**EXERCISE PROMPT**
Could you give the data below again, exactly and completely?
=-=-=
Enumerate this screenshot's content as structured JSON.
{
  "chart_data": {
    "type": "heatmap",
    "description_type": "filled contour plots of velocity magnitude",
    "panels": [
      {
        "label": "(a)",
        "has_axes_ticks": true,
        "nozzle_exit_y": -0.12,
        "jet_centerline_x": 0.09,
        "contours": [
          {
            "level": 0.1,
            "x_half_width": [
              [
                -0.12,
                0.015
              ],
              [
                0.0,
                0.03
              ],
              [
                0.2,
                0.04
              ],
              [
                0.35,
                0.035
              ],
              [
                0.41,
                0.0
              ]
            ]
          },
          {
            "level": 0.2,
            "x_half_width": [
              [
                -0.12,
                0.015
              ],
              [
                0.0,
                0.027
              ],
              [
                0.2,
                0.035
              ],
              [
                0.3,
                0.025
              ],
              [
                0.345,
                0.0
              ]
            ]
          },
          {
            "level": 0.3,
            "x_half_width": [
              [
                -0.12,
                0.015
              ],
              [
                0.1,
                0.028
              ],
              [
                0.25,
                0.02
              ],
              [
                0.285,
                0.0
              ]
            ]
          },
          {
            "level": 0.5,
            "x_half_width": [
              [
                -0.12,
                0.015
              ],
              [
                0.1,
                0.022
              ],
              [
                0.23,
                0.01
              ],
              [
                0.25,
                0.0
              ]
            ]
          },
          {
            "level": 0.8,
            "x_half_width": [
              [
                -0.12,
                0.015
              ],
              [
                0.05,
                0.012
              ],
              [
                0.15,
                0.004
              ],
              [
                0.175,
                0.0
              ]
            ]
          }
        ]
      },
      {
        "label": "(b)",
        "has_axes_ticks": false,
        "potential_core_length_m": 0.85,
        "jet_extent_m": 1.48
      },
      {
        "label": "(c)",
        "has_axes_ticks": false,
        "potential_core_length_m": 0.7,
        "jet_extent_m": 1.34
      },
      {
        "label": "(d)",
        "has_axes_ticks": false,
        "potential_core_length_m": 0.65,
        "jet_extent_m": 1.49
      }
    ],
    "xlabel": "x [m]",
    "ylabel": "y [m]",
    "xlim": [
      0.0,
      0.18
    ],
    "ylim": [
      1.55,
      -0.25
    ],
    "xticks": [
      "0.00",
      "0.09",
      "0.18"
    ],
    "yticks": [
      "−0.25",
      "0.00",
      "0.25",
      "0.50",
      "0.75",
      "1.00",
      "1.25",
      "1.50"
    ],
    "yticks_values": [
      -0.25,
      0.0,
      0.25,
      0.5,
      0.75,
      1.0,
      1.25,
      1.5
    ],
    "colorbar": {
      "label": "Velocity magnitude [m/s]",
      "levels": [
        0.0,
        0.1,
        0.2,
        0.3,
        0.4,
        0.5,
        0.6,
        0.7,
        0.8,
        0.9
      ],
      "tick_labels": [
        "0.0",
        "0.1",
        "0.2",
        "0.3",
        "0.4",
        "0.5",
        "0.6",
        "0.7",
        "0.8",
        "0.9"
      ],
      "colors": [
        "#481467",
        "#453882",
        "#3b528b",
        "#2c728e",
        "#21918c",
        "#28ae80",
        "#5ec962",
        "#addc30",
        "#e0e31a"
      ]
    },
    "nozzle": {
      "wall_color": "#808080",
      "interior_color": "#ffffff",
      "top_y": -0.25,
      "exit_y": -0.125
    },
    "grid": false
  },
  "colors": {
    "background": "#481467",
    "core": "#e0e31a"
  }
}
=-=-=
**FULL ANSWER**
Enumerate this screenshot's content as structured JSON.
{
  "chart_data": {
    "type": "heatmap",
    "description_type": "filled contour plots of velocity magnitude",
    "panels": [
      {
        "label": "(a)",
        "has_axes_ticks": true,
        "nozzle_exit_y": -0.12,
        "jet_centerline_x": 0.09,
        "contours": [
          {
            "level": 0.1,
            "x_half_width": [
              [
                -0.12,
                0.015
              ],
              [
                0.0,
                0.03
              ],
              [
                0.2,
                0.04
              ],
              [
                0.35,
                0.035
              ],
              [
                0.41,
                0.0
              ]
            ]
          },
          {
            "level": 0.2,
            "x_half_width": [
              [
                -0.12,
                0.015
              ],
              [
                0.0,
                0.027
              ],
              [
                0.2,
                0.035
              ],
              [
                0.3,
                0.025
              ],
              [
                0.345,
                0.0
              ]
            ]
          },
          {
            "level": 0.3,
            "x_half_width": [
              [
                -0.12,
                0.015
              ],
              [
                0.1,
                0.028
              ],
              [
                0.25,
                0.02
              ],
              [
                0.285,
                0.0
              ]
            ]
          },
          {
            "level": 0.5,
            "x_half_width": [
              [
                -0.12,
                0.015
              ],
              [
                0.1,
                0.022
              ],
              [
                0.23,
                0.01
              ],
              [
                0.25,
                0.0
              ]
            ]
          },
          {
            "level": 0.8,
            "x_half_width": [
              [
                -0.12,
                0.015
              ],
              [
                0.05,
                0.012
              ],
              [
                0.15,
                0.004
              ],
              [
                0.175,
                0.0
              ]
            ]
          }
        ]
      },
      {
        "label": "(b)",
        "has_axes_ticks": false,
        "potential_core_length_m": 0.85,
        "jet_extent_m": 1.48
      },
      {
        "label": "(c)",
        "has_axes_ticks": false,
        "potential_core_length_m": 0.7,
        "jet_extent_m": 1.34
      },
      {
        "label": "(d)",
        "has_axes_ticks": false,
        "potential_core_length_m": 0.65,
        "jet_extent_m": 1.49
      }
    ],
    "xlabel": "x [m]",
    "ylabel": "y [m]",
    "xlim": [
      0.0,
      0.18
    ],
    "ylim": [
      1.55,
      -0.25
    ],
    "xticks": [
      "0.00",
      "0.09",
      "0.18"
    ],
    "yticks": [
      "−0.25",
      "0.00",
      "0.25",
      "0.50",
      "0.75",
      "1.00",
      "1.25",
      "1.50"
    ],
    "yticks_values": [
      -0.25,
      0.0,
      0.25,
      0.5,
      0.75,
      1.0,
      1.25,
      1.5
    ],
    "colorbar": {
      "label": "Velocity magnitude [m/s]",
      "levels": [
        0.0,
        0.1,
        0.2,
        0.3,
        0.4,
        0.5,
        0.6,
        0.7,
        0.8,
        0.9
      ],
      "tick_labels": [
        "0.0",
        "0.1",
        "0.2",
        "0.3",
        "0.4",
        "0.5",
        "0.6",
        "0.7",
        "0.8",
        "0.9"
      ],
      "colors": [
        "#481467",
        "#453882",
        "#3b528b",
        "#2c728e",
        "#21918c",
        "#28ae80",
        "#5ec962",
        "#addc30",
        "#e0e31a"
      ]
    },
    "nozzle": {
      "wall_color": "#808080",
      "interior_color": "#ffffff",
      "top_y": -0.25,
      "exit_y": -0.125
    },
    "grid": false
  },
  "colors": {
    "background": "#481467",
    "core": "#e0e31a"
  }
}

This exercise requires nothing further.